▶ _Given exercise_:
Can you give all the records again without altering a single character?

▶ _Material provided_:
** start **

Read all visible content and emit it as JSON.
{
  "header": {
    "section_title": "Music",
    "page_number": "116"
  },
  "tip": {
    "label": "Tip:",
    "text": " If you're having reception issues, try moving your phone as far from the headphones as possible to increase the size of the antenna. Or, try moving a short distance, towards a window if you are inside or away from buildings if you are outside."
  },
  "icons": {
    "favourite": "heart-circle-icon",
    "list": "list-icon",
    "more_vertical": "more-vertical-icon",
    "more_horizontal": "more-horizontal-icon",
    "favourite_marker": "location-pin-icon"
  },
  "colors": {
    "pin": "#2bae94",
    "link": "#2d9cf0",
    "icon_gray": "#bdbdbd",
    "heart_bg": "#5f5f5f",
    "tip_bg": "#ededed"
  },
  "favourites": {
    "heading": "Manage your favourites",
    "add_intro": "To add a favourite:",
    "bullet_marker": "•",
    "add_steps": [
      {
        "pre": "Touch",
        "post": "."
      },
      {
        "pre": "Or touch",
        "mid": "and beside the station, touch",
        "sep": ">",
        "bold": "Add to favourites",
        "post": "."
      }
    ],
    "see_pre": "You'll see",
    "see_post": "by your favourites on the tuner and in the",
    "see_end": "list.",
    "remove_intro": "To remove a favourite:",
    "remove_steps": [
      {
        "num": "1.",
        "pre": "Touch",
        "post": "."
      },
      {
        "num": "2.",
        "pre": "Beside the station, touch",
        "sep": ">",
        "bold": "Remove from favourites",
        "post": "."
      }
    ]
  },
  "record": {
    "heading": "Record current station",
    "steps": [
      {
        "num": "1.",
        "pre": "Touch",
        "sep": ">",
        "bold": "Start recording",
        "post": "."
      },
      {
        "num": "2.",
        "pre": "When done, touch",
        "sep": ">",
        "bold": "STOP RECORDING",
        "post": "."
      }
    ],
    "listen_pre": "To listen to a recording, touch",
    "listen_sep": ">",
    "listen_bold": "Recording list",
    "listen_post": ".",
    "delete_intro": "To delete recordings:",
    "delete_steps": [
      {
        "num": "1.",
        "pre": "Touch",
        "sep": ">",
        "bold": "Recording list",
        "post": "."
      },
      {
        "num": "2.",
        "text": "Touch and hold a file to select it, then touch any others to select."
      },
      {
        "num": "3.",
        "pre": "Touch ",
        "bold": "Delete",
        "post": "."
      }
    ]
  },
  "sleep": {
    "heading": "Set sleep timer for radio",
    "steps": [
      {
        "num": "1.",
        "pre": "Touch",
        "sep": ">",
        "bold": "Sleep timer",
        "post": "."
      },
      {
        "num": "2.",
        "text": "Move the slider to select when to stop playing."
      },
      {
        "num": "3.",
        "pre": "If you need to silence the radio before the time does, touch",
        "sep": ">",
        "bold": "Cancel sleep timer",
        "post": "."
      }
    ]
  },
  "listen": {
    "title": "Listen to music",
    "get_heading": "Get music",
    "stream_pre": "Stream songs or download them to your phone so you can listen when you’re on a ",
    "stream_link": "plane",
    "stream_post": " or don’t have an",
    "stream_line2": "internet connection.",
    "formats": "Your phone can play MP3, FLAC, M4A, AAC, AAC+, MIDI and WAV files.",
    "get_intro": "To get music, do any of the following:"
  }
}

** end **

▶ _Completed exercise_:
Read all visible content and emit it as JSON.
{
  "header": {
    "section_title": "Music",
    "page_number": "116"
  },
  "tip": {
    "label": "Tip:",
    "text": " If you're having reception issues, try moving your phone as far from the headphones as possible to increase the size of the antenna. Or, try moving a short distance, towards a window if you are inside or away from buildings if you are outside."
  },
  "icons": {
    "favourite": "heart-circle-icon",
    "list": "list-icon",
    "more_vertical": "more-vertical-icon",
    "more_horizontal": "more-horizontal-icon",
    "favourite_marker": "location-pin-icon"
  },
  "colors": {
    "pin": "#2bae94",
    "link": "#2d9cf0",
    "icon_gray": "#bdbdbd",
    "heart_bg": "#5f5f5f",
    "tip_bg": "#ededed"
  },
  "favourites": {
    "heading": "Manage your favourites",
    "add_intro": "To add a favourite:",
    "bullet_marker": "•",
    "add_steps": [
      {
        "pre": "Touch",
        "post": "."
      },
      {
        "pre": "Or touch",
        "mid": "and beside the station, touch",
        "sep": ">",
        "bold": "Add to favourites",
        "post": "."
      }
    ],
    "see_pre": "You'll see",
    "see_post": "by your favourites on the tuner and in the",
    "see_end": "list.",
    "remove_intro": "To remove a favourite:",
    "remove_steps": [
      {
        "num": "1.",
        "pre": "Touch",
        "post": "."
      },
      {
        "num": "2.",
        "pre": "Beside the station, touch",
        "sep": ">",
        "bold": "Remove from favourites",
        "post": "."
      }
    ]
  },
  "record": {
    "heading": "Record current station",
    "steps": [
      {
        "num": "1.",
        "pre": "Touch",
        "sep": ">",
        "bold": "Start recording",
        "post": "."
      },
      {
        "num": "2.",
        "pre": "When done, touch",
        "sep": ">",
        "bold": "STOP RECORDING",
        "post": "."
      }
    ],
    "listen_pre": "To listen to a recording, touch",
    "listen_sep": ">",
    "listen_bold": "Recording list",
    "listen_post": ".",
    "delete_intro": "To delete recordings:",
    "delete_steps": [
      {
        "num": "1.",
        "pre": "Touch",
        "sep": ">",
        "bold": "Recording list",
        "post": "."
      },
      {
        "num": "2.",
        "text": "Touch and hold a file to select it, then touch any others to select."
      },
      {
        "num": "3.",
        "pre": "Touch ",
        "bold": "Delete",
        "post": "."
      }
    ]
  },
  "sleep": {
    "heading": "Set sleep timer for radio",
    "steps": [
      {
        "num": "1.",
        "pre": "Touch",
        "sep": ">",
        "bold": "Sleep timer",
        "post": "."
      },
      {
        "num": "2.",
        "text": "Move the slider to select when to stop playing."
      },
      {
        "num": "3.",
        "pre": "If you need to silence the radio before the time does, touch",
        "sep": ">",
        "bold": "Cancel sleep timer",
        "post": "."
      }
    ]
  },
  "listen": {
    "title": "Listen to music",
    "get_heading": "Get music",
    "stream_pre": "Stream songs or download them to your phone so you can listen when you’re on a ",
    "stream_link": "plane",
    "stream_post": " or don’t have an",
    "stream_line2": "internet connection.",
    "formats": "Your phone can play MP3, FLAC, M4A, AAC, AAC+, MIDI and WAV files.",
    "get_intro": "To get music, do any of the following:"
  }
}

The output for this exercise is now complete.